#### SELECTED EXCERPT:
- - -

Global greenhouse gas emissions are higher than ever. What's to be done?

"Redrawing the Energy-Climate Map," a special report [pdf] by the International Energy Agency (IEA), was released on Monday, and the findings are sobering.

In 2012 energy-related, global carbon dioxide (CO2) emissions reached their highest levels ever at 31.6 gigatons, a data point to go along with the fact that last month CO2 surpassed the 400 parts-per-million mark for the first time in perhaps several million years.

Virtually all of that increase can be attributed to emission increases in developing countries (i.e., countries not belonging to the Organization for Economic Cooperation and Development or OECD), with China making the largest single contribution. All in all, non-OECD countries now account for 60 percent of all global emissions; in 2000 that percentage was 45.

(And before we OECD country-ites pat ourselves on the back for our climate-change enlightenment and point fingers at the "Third World"-ers, let's not forget that a lot of those increasing emissions in non-OECD countries are to produce cheap goods for us to import and consume.)

The
did point to some positive signs:
  • Emissions from the United States dropped by 3.8 percent in 2012 primarily due to fuel switching from coal to natural gas;
  • Emissions from the European Union dropped by 1.4 percent; and
  • China's "growth was one of the lowest it has seen in a decade, driven largely by the deployment of renewables and a significant improvement in the energy intensity of its economy."

- - -

#### EXTRACTED ENTRIES:
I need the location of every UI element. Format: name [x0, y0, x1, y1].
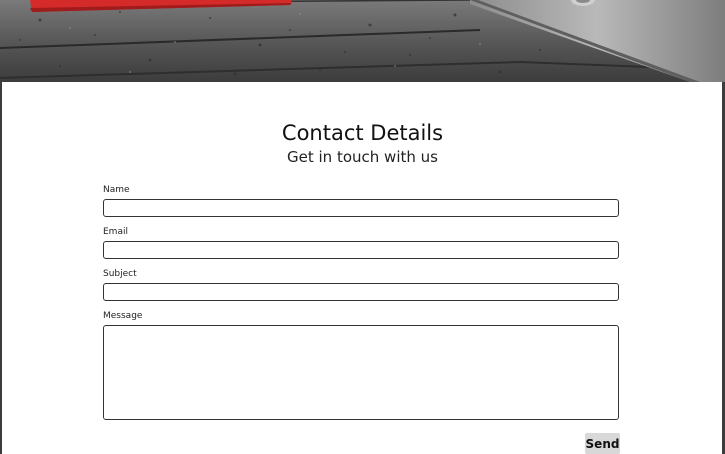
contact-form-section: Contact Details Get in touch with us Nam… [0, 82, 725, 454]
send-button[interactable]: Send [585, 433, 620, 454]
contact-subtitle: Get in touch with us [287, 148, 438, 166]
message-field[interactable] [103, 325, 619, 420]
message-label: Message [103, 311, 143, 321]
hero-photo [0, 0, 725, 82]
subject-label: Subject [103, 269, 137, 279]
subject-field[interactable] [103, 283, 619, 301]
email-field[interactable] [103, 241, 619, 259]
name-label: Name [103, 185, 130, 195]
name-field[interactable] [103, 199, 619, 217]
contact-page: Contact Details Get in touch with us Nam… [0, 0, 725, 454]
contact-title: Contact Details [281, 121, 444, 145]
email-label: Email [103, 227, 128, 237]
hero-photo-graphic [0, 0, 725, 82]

- - -

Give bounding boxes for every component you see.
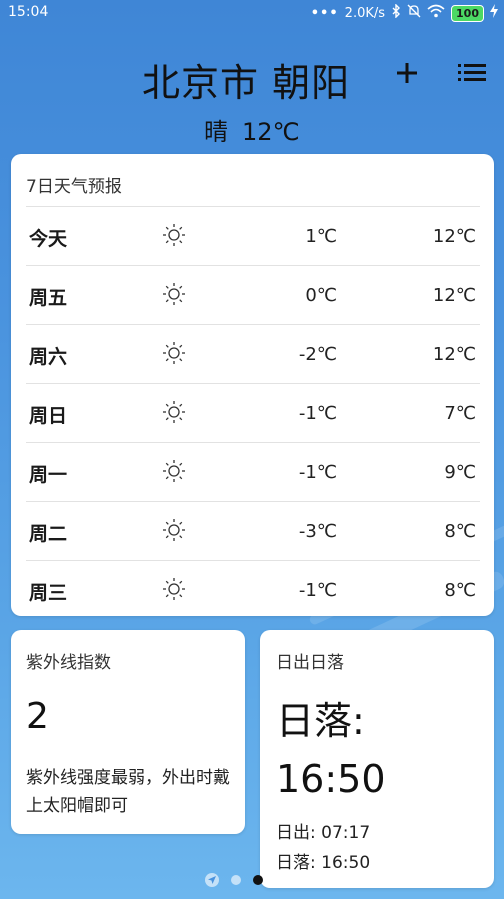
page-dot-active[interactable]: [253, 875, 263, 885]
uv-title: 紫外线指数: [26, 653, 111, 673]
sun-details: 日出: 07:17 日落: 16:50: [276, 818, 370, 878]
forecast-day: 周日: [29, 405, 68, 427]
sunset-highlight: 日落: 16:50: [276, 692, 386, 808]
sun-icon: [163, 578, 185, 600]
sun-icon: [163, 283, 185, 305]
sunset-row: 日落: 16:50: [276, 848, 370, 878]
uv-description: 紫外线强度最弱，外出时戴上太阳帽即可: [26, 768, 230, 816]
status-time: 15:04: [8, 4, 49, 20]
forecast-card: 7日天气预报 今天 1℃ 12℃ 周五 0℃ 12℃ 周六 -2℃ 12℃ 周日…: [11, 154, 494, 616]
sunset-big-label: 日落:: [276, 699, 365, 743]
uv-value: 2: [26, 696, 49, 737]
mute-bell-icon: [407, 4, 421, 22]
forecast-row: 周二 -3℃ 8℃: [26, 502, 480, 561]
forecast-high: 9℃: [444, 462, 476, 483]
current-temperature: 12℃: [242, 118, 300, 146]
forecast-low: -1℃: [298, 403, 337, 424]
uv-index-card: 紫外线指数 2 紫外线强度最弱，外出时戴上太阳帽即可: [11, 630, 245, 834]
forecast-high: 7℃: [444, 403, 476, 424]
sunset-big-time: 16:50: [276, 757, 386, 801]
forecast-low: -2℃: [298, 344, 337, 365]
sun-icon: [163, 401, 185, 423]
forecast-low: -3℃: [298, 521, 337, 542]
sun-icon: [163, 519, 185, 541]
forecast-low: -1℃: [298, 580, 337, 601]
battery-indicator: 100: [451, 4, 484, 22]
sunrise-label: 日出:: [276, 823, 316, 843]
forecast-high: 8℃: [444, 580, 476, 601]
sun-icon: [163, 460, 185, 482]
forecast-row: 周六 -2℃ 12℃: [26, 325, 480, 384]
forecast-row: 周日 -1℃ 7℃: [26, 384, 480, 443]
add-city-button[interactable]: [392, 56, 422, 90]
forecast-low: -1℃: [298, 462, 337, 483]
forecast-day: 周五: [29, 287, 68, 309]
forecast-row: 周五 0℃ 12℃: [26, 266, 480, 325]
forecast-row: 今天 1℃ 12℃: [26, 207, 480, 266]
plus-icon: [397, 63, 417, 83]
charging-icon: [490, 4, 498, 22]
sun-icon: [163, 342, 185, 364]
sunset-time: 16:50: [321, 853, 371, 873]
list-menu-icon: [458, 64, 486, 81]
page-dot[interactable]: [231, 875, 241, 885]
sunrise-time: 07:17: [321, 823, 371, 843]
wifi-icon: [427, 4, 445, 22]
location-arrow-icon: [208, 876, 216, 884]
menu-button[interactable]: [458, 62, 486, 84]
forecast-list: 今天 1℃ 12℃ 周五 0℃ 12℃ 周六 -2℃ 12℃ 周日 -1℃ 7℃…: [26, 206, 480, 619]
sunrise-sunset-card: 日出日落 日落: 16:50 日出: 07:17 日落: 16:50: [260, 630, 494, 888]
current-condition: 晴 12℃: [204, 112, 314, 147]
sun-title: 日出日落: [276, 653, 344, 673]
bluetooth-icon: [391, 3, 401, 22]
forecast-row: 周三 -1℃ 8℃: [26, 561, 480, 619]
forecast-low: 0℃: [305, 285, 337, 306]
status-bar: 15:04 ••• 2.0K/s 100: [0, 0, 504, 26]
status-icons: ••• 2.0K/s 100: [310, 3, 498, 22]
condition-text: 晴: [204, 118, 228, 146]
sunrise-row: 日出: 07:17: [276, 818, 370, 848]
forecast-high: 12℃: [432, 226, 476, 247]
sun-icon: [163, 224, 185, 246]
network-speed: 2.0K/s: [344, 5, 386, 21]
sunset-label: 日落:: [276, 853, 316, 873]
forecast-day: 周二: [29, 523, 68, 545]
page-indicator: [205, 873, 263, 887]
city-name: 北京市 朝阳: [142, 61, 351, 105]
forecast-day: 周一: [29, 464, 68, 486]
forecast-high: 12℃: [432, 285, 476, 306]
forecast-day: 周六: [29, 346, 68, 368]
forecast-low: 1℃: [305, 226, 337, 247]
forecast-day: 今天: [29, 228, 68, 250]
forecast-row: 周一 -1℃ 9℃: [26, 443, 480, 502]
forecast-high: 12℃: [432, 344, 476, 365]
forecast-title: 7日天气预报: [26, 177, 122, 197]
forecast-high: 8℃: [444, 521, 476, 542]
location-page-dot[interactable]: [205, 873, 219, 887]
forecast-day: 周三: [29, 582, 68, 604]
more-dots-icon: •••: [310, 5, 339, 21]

- - -

#### SET TASKS:
a – According to the emissions article, by how much did emissions from the European Union drop?
b – Copy the part of the emissions article that begins at the words "Virtually all of" and stops after "import and consume.)", renaming "developing countries" as "emerging economies".

#### SOLUTIONS BELOW:
a – By 1.4 percent.

b –
Virtually all of that increase can be attributed to emission increases in emerging economies (i.e., countries not belonging to the Organization for Economic Cooperation and Development or OECD), with China making the largest single contribution. All in all, non-OECD countries now account for 60 percent of all global emissions; in 2000 that percentage was 45.

(And before we OECD country-ites pat ourselves on the back for our climate-change enlightenment and point fingers at the "Third World"-ers, let's not forget that a lot of those increasing emissions in non-OECD countries are to produce cheap goods for us to import and consume.)